Given records
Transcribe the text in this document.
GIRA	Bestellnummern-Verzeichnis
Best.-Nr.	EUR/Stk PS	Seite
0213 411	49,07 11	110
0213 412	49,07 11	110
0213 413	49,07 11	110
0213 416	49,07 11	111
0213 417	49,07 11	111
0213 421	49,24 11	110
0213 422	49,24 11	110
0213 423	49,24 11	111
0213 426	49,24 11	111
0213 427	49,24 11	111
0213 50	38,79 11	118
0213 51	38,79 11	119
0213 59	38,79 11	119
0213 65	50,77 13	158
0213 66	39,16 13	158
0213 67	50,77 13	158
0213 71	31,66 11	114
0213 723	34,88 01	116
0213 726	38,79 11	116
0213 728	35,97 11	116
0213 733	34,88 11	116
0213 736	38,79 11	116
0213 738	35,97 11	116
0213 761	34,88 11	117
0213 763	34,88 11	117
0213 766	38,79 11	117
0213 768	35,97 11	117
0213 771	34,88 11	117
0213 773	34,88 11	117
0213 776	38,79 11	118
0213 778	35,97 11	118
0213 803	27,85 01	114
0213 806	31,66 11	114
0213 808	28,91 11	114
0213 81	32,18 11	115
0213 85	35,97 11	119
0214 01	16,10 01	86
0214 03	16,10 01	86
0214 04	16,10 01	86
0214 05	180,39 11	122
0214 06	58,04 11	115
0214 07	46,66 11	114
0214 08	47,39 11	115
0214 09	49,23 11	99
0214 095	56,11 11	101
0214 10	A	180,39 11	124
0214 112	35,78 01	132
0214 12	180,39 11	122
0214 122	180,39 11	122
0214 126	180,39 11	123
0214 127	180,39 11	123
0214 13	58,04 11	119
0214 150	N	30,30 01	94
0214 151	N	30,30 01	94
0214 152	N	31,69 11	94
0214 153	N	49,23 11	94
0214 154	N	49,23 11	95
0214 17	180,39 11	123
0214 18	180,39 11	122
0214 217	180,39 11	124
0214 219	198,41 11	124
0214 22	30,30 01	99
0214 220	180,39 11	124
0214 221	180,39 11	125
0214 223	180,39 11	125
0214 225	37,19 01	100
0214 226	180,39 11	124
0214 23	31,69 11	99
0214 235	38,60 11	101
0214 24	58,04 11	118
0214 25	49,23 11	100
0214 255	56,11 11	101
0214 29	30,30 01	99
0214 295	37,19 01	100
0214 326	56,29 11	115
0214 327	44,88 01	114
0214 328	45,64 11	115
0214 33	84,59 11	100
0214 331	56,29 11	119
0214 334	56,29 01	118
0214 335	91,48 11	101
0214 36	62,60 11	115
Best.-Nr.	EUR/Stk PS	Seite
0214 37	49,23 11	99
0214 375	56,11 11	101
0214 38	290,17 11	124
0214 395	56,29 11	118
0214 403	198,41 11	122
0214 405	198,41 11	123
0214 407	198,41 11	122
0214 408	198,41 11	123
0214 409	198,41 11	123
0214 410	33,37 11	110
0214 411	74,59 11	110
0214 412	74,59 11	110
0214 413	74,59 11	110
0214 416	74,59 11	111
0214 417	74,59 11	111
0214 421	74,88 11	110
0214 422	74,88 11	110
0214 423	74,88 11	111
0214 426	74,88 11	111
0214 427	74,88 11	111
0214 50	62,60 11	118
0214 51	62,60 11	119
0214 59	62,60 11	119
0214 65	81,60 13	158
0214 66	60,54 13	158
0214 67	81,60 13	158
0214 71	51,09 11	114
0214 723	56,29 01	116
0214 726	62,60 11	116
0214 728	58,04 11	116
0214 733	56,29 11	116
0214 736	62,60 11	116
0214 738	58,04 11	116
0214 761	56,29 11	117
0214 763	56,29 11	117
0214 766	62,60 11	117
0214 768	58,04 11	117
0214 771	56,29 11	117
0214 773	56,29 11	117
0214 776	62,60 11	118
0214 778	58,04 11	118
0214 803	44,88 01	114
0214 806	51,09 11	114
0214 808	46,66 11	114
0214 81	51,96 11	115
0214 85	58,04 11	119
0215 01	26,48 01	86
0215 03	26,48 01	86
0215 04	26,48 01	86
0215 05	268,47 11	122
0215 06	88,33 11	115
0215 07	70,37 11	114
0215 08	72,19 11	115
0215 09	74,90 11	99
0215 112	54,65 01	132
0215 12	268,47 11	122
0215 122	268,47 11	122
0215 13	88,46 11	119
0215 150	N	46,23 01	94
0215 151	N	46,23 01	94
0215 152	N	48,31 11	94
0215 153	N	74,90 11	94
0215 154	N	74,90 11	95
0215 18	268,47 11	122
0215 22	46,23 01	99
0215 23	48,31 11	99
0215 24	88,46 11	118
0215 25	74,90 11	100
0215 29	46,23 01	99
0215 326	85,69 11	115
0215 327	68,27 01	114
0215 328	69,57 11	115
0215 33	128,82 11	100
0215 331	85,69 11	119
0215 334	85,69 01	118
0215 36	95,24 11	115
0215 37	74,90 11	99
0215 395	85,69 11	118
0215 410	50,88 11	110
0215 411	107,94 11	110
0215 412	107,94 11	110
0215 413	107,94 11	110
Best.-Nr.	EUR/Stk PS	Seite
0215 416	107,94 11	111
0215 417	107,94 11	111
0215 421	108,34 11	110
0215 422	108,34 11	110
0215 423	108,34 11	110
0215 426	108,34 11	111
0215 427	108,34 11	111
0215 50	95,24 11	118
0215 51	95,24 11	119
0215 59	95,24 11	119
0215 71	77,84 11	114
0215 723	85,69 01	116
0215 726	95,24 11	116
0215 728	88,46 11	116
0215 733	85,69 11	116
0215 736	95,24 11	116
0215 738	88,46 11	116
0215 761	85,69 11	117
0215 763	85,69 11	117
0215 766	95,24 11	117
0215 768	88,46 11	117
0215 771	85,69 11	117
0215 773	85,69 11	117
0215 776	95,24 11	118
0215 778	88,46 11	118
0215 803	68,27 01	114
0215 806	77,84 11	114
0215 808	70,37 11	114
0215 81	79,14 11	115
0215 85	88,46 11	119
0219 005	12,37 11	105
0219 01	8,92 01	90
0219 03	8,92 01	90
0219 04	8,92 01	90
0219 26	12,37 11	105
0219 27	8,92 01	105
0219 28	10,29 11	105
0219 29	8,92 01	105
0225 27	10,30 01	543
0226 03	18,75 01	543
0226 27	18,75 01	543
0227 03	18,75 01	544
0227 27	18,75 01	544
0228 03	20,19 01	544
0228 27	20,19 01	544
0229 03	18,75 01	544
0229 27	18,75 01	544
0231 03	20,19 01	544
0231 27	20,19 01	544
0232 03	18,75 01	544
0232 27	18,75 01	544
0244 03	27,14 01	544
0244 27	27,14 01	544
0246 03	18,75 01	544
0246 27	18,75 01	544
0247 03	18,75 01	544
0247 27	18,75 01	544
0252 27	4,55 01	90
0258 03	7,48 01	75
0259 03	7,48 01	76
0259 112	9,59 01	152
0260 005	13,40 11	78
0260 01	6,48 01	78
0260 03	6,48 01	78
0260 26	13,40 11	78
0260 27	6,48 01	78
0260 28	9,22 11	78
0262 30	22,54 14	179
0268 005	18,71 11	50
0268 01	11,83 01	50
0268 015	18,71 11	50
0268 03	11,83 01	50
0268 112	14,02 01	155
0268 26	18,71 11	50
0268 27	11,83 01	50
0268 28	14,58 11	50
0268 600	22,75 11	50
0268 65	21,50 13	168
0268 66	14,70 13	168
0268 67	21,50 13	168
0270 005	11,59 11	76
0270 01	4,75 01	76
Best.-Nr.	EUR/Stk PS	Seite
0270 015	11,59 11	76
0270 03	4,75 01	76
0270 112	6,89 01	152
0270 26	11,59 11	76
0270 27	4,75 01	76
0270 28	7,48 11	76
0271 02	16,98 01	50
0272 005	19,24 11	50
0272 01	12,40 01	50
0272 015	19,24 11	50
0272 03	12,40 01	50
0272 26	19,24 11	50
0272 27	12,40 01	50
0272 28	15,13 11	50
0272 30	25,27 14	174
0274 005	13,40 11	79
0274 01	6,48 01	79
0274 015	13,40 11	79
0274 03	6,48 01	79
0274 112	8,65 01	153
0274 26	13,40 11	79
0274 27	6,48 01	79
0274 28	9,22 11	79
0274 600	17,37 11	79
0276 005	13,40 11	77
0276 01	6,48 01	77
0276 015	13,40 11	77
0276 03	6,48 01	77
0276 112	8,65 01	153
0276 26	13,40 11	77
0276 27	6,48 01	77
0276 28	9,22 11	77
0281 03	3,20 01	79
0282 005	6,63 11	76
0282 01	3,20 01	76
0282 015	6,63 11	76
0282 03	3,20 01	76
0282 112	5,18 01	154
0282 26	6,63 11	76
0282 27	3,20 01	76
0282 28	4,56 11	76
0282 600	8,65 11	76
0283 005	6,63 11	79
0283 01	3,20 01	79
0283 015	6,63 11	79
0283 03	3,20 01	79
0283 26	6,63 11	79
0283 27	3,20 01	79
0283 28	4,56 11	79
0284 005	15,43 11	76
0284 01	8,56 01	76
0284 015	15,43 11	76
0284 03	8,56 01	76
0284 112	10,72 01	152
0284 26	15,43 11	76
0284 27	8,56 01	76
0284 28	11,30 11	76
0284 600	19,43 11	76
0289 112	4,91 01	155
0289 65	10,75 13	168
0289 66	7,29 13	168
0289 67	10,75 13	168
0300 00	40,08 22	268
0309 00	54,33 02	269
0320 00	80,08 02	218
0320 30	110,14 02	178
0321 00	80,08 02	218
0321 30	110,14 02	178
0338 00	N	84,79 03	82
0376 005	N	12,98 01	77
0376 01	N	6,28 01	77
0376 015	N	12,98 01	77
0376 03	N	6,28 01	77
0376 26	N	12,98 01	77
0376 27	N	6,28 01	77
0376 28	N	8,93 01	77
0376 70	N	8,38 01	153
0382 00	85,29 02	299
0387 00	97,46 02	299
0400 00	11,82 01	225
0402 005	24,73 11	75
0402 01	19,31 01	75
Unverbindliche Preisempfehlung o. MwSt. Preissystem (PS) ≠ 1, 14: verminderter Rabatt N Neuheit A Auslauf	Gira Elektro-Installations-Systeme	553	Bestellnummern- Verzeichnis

Required work
Within the listing above, copy each line that has the string "Bestellnummern".

Expected answer
GIRA	Bestellnummern-Verzeichnis
Unverbindliche Preisempfehlung o. MwSt. Preissystem (PS) ≠ 1, 14: verminderter Rabatt N Neuheit A Auslauf	Gira Elektro-Installations-Systeme	553	Bestellnummern- Verzeichnis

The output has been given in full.